Problem details: Locate each line holding the string "header" and copy it.

>> start Exercise input

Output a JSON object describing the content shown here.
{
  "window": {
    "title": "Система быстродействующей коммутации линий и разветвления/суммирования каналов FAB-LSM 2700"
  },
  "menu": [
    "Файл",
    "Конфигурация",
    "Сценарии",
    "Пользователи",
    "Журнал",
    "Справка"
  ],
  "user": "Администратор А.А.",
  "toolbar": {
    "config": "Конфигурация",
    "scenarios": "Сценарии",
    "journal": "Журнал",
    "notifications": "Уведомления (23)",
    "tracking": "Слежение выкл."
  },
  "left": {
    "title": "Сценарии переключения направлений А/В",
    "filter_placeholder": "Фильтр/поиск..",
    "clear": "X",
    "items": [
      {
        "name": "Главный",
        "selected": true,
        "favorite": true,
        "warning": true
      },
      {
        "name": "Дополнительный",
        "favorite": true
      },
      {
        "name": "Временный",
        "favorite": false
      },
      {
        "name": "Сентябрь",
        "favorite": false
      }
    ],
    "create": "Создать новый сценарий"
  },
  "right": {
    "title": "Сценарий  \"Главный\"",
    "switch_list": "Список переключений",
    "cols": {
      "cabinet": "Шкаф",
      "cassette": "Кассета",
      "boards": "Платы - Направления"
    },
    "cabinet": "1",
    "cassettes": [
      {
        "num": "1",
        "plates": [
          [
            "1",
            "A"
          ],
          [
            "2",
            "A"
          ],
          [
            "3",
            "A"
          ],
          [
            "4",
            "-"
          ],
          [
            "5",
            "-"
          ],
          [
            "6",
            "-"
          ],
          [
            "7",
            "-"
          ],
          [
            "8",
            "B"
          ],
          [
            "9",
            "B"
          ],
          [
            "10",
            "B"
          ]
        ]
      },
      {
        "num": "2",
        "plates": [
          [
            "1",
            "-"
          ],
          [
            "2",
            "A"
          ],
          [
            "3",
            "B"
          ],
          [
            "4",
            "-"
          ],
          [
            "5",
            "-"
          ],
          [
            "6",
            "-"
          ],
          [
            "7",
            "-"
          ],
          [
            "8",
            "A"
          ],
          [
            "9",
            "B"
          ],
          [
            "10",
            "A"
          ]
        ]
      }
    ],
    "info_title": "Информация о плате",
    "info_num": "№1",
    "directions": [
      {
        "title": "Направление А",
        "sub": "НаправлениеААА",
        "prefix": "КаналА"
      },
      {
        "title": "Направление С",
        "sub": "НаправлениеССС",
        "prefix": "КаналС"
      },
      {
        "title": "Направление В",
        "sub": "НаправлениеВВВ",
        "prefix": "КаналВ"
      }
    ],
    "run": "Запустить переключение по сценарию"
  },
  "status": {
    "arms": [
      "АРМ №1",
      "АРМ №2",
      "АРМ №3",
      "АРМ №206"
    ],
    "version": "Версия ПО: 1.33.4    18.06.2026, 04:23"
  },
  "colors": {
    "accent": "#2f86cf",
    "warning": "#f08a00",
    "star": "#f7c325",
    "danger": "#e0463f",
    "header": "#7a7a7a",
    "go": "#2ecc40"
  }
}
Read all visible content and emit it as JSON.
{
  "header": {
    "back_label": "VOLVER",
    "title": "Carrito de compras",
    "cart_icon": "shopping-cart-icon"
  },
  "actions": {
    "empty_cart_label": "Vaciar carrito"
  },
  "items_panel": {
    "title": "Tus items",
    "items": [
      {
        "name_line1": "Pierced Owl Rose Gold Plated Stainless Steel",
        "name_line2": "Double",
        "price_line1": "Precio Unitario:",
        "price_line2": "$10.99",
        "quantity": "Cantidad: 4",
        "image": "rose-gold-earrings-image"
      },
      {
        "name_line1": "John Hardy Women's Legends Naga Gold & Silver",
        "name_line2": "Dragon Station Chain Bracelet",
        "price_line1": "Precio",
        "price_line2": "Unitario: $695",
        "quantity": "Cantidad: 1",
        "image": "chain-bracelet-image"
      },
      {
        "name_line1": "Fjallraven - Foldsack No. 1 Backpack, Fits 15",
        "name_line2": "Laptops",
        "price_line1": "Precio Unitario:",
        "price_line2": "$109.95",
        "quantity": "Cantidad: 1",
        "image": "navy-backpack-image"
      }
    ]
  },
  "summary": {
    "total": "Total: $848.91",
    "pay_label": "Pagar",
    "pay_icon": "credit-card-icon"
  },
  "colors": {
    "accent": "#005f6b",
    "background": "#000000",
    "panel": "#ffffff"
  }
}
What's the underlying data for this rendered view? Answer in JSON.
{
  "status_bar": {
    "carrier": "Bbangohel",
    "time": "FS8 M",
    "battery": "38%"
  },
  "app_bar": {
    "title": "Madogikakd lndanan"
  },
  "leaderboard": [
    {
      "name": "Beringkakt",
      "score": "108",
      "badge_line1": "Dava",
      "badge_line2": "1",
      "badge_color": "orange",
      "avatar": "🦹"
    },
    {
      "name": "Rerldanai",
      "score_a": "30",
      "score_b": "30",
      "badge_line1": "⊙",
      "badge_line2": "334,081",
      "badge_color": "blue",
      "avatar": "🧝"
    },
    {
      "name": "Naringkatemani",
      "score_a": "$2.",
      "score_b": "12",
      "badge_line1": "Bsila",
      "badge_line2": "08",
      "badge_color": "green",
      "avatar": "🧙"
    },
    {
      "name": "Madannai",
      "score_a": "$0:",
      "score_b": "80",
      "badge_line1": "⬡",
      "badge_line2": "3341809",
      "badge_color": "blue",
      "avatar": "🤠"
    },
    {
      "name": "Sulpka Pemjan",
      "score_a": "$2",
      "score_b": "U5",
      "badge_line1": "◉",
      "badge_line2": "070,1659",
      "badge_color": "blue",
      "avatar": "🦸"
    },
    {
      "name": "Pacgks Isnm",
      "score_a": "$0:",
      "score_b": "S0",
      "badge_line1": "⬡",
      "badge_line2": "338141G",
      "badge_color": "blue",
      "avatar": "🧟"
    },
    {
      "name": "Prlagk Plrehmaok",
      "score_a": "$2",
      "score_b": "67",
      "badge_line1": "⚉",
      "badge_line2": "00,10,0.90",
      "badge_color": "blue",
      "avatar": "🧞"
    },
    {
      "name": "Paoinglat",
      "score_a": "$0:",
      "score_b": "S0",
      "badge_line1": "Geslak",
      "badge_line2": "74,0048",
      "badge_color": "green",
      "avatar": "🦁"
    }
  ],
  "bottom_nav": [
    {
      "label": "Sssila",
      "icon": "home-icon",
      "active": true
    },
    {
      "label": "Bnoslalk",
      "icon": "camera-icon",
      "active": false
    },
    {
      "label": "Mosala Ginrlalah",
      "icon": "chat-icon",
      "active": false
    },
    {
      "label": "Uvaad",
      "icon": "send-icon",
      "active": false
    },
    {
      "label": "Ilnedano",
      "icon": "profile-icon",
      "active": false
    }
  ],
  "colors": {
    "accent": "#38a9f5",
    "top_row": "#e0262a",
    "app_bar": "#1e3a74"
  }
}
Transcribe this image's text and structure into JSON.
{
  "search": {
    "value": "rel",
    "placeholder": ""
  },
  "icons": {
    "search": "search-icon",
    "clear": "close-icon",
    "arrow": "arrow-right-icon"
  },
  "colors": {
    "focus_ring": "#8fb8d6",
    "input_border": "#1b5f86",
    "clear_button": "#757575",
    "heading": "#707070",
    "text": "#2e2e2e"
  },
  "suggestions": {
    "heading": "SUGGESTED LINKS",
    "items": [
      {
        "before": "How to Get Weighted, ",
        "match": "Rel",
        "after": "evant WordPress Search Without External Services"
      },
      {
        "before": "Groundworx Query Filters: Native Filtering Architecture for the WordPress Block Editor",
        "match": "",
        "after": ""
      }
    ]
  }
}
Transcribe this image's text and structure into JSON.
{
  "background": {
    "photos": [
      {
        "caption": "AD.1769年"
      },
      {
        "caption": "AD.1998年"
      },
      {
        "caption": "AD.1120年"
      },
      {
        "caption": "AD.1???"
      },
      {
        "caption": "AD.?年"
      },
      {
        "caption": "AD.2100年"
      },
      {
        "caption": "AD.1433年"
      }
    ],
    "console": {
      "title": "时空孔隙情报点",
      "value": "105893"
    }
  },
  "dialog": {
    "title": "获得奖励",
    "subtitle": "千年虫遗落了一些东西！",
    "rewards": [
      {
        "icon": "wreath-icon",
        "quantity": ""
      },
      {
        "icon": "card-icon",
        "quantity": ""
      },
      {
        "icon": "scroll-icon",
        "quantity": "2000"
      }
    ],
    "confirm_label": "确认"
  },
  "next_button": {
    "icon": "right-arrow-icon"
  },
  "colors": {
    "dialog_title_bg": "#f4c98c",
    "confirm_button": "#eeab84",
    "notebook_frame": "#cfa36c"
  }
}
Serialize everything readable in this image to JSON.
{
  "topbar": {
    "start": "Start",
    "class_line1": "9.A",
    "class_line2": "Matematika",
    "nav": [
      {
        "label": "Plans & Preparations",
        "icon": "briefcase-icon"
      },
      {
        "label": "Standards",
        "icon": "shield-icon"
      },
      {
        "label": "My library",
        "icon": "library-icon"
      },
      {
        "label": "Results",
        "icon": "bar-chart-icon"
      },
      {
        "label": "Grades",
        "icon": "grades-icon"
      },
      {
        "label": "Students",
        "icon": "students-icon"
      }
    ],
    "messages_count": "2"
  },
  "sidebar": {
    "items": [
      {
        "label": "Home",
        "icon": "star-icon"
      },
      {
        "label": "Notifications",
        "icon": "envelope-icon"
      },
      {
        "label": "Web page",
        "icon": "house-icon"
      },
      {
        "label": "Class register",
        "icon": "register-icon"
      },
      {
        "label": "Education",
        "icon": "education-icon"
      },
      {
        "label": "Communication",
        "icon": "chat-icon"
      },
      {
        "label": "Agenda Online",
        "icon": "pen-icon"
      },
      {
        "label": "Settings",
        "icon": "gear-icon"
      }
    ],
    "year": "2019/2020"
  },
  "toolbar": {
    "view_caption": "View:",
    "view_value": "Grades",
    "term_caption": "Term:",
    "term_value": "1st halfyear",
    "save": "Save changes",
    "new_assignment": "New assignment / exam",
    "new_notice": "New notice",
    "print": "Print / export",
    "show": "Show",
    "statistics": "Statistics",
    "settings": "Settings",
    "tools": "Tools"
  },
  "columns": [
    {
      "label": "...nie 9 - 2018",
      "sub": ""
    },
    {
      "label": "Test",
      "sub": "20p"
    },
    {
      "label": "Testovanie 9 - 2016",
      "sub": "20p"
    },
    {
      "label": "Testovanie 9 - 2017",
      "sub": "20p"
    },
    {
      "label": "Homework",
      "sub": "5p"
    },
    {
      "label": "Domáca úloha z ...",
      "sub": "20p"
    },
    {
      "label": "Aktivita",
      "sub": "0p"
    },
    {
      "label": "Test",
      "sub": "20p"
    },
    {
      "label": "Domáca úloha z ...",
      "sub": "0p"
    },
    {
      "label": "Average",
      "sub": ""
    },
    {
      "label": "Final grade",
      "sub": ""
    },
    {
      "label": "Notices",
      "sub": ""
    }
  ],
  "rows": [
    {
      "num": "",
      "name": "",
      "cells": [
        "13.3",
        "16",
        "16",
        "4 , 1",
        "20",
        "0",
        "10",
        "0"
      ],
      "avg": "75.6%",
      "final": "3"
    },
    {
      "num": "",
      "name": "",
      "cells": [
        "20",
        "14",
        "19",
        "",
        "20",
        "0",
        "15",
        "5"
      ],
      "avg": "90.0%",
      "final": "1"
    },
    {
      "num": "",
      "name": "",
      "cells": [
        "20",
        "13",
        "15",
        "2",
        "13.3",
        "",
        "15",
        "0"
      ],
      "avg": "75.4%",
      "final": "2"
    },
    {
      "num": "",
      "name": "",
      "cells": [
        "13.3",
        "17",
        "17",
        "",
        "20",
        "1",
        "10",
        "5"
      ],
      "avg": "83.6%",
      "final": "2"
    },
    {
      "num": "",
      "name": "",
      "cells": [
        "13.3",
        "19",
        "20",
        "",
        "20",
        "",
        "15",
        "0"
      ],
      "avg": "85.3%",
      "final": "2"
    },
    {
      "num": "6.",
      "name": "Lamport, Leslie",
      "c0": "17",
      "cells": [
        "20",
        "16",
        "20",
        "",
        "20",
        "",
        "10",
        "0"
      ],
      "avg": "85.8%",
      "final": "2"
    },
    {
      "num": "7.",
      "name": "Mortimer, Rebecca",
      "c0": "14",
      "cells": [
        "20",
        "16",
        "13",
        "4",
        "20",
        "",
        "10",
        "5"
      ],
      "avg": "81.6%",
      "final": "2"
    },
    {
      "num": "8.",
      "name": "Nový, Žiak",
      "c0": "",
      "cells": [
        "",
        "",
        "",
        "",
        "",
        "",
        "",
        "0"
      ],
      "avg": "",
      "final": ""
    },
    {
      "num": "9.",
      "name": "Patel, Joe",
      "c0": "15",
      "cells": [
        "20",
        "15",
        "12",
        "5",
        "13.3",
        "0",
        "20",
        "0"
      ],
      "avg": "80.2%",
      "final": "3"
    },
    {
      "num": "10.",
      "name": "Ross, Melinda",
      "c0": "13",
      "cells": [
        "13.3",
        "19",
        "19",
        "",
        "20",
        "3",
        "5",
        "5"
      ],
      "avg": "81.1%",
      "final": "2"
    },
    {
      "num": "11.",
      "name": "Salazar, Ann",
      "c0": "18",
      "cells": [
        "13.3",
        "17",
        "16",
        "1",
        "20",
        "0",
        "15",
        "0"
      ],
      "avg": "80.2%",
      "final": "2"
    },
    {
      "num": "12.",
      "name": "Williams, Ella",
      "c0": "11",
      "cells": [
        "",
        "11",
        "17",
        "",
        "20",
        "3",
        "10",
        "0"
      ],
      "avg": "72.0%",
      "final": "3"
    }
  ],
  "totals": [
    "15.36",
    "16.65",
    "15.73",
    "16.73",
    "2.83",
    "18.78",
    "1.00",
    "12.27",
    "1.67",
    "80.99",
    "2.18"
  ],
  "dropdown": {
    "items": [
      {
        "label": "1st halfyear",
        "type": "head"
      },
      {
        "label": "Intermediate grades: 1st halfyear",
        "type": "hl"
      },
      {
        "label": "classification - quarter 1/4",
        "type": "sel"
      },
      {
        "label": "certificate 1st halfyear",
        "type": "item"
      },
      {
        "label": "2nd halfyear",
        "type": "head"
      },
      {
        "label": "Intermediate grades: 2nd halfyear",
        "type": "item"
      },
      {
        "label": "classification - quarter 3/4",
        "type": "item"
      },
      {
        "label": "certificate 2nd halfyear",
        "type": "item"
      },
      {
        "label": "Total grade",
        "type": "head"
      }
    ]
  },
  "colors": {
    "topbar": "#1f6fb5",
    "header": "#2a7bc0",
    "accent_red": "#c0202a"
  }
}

>> end Exercise input

Task result:
    "header": "#7a7a7a",
  "header": {
    "header": "#2a7bc0",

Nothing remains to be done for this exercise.